• Task brief:
Will you output the entries below exactly, skipping every image they contain?

• Material:
-=-=-

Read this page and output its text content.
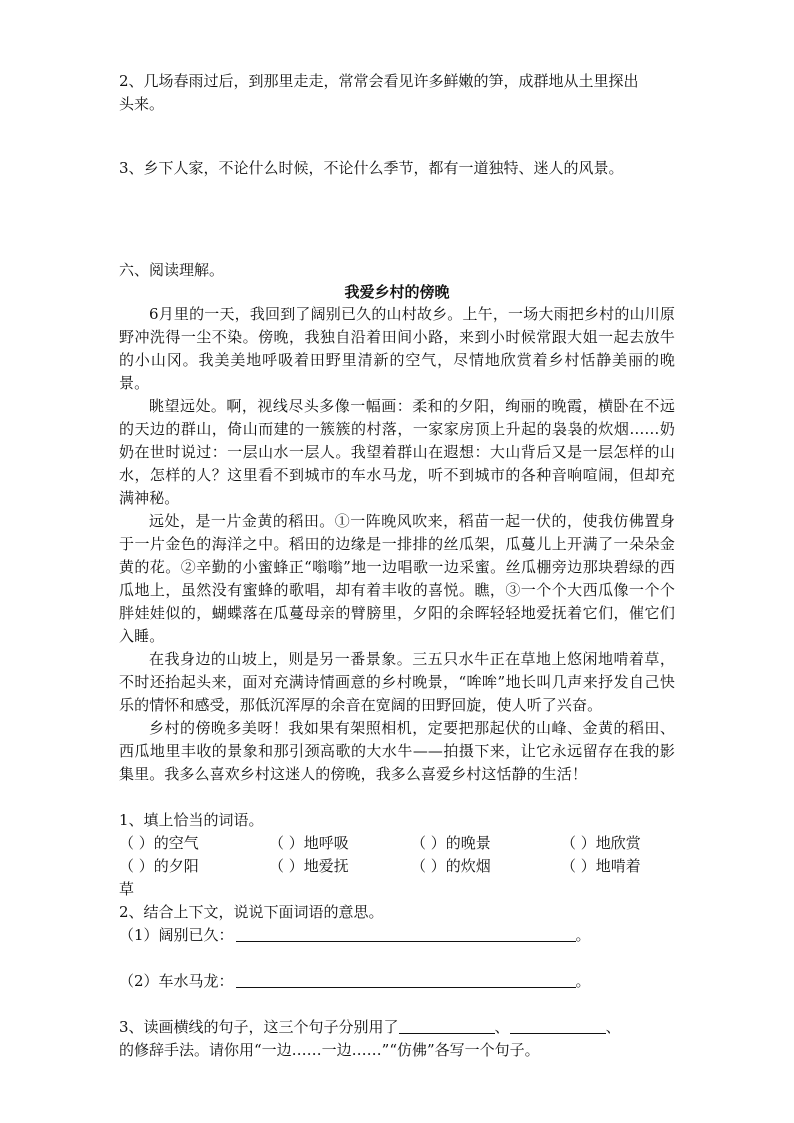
2、几场春雨过后，到那里走走，常常会看见许多鲜嫩的笋，成群地从土里探出
头来。
3、乡下人家，不论什么时候，不论什么季节，都有一道独特、迷人的风景。
六、阅读理解。
我爱乡村的傍晚
6月里的一天，我回到了阔别已久的山村故乡。上午，一场大雨把乡村的山川原野冲洗得一尘不染。傍晚，我独自沿着田间小路，来到小时候常跟大姐一起去放牛的小山冈。我美美地呼吸着田野里清新的空气，尽情地欣赏着乡村恬静美丽的晚景。
眺望远处。啊，视线尽头多像一幅画：柔和的夕阳，绚丽的晚霞，横卧在不远的天边的群山，倚山而建的一簇簇的村落，一家家房顶上升起的袅袅的炊烟……奶奶在世时说过：一层山水一层人。我望着群山在遐想：大山背后又是一层怎样的山水，怎样的人？这里看不到城市的车水马龙，听不到城市的各种音响喧闹，但却充满神秘。
远处，是一片金黄的稻田。①一阵晚风吹来，稻苗一起一伏的，使我仿佛置身于一片金色的海洋之中。稻田的边缘是一排排的丝瓜架，瓜蔓儿上开满了一朵朵金黄的花。②辛勤的小蜜蜂正“嗡嗡”地一边唱歌一边采蜜。丝瓜棚旁边那块碧绿的西瓜地上，虽然没有蜜蜂的歌唱，却有着丰收的喜悦。瞧，③一个个大西瓜像一个个胖娃娃似的，蝴蝶落在瓜蔓母亲的臂膀里，夕阳的余晖轻轻地爱抚着它们，催它们入睡。
在我身边的山坡上，则是另一番景象。三五只水牛正在草地上悠闲地啃着草，不时还抬起头来，面对充满诗情画意的乡村晚景，“哞哞”地长叫几声来抒发自己快乐的情怀和感受，那低沉浑厚的余音在宽阔的田野回旋，使人听了兴奋。
乡村的傍晚多美呀！我如果有架照相机，定要把那起伏的山峰、金黄的稻田、西瓜地里丰收的景象和那引颈高歌的大水牛——拍摄下来，让它永远留存在我的影集里。我多么喜欢乡村这迷人的傍晚，我多么喜爱乡村这恬静的生活！
1、填上恰当的词语。
（ ）的空气	（ ）地呼吸	（ ）的晚景	（ ）地欣赏
（ ）的夕阳	（ ）地爱抚	（ ）的炊烟	（ ）地啃着
草
2、结合上下文，说说下面词语的意思。
（1）阔别已久：	。
（2）车水马龙：	。
3、读画横线的句子，这三个句子分别用了	、	、
的修辞手法。请你用“一边……一边……”“仿佛”各写一个句子。
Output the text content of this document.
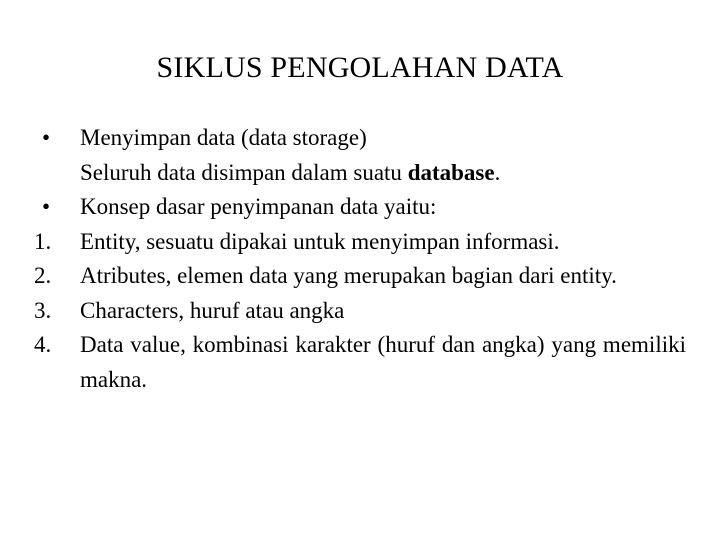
SIKLUS PENGOLAHAN DATA
•	Menyimpan data (data storage)
Seluruh data disimpan dalam suatu database.
•	Konsep dasar penyimpanan data yaitu:
1.	Entity, sesuatu dipakai untuk menyimpan informasi.
2.	Atributes, elemen data yang merupakan bagian dari entity.
3.	Characters, huruf atau angka
4.	Data value, kombinasi karakter (huruf dan angka) yang memiliki makna.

-=-=-

• Answer for the task:
Read this page and output its text content.
2、几场春雨过后，到那里走走，常常会看见许多鲜嫩的笋，成群地从土里探出
头来。
3、乡下人家，不论什么时候，不论什么季节，都有一道独特、迷人的风景。
六、阅读理解。
我爱乡村的傍晚
6月里的一天，我回到了阔别已久的山村故乡。上午，一场大雨把乡村的山川原野冲洗得一尘不染。傍晚，我独自沿着田间小路，来到小时候常跟大姐一起去放牛的小山冈。我美美地呼吸着田野里清新的空气，尽情地欣赏着乡村恬静美丽的晚景。
眺望远处。啊，视线尽头多像一幅画：柔和的夕阳，绚丽的晚霞，横卧在不远的天边的群山，倚山而建的一簇簇的村落，一家家房顶上升起的袅袅的炊烟……奶奶在世时说过：一层山水一层人。我望着群山在遐想：大山背后又是一层怎样的山水，怎样的人？这里看不到城市的车水马龙，听不到城市的各种音响喧闹，但却充满神秘。
远处，是一片金黄的稻田。①一阵晚风吹来，稻苗一起一伏的，使我仿佛置身于一片金色的海洋之中。稻田的边缘是一排排的丝瓜架，瓜蔓儿上开满了一朵朵金黄的花。②辛勤的小蜜蜂正“嗡嗡”地一边唱歌一边采蜜。丝瓜棚旁边那块碧绿的西瓜地上，虽然没有蜜蜂的歌唱，却有着丰收的喜悦。瞧，③一个个大西瓜像一个个胖娃娃似的，蝴蝶落在瓜蔓母亲的臂膀里，夕阳的余晖轻轻地爱抚着它们，催它们入睡。
在我身边的山坡上，则是另一番景象。三五只水牛正在草地上悠闲地啃着草，不时还抬起头来，面对充满诗情画意的乡村晚景，“哞哞”地长叫几声来抒发自己快乐的情怀和感受，那低沉浑厚的余音在宽阔的田野回旋，使人听了兴奋。
乡村的傍晚多美呀！我如果有架照相机，定要把那起伏的山峰、金黄的稻田、西瓜地里丰收的景象和那引颈高歌的大水牛——拍摄下来，让它永远留存在我的影集里。我多么喜欢乡村这迷人的傍晚，我多么喜爱乡村这恬静的生活！
1、填上恰当的词语。
（ ）的空气	（ ）地呼吸	（ ）的晚景	（ ）地欣赏
（ ）的夕阳	（ ）地爱抚	（ ）的炊烟	（ ）地啃着
草
2、结合上下文，说说下面词语的意思。
（1）阔别已久：	。
（2）车水马龙：	。
3、读画横线的句子，这三个句子分别用了	、	、
的修辞手法。请你用“一边……一边……”“仿佛”各写一个句子。
Output the text content of this document.
SIKLUS PENGOLAHAN DATA
•	Menyimpan data (data storage)
Seluruh data disimpan dalam suatu database.
•	Konsep dasar penyimpanan data yaitu:
1.	Entity, sesuatu dipakai untuk menyimpan informasi.
2.	Atributes, elemen data yang merupakan bagian dari entity.
3.	Characters, huruf atau angka
4.	Data value, kombinasi karakter (huruf dan angka) yang memiliki makna.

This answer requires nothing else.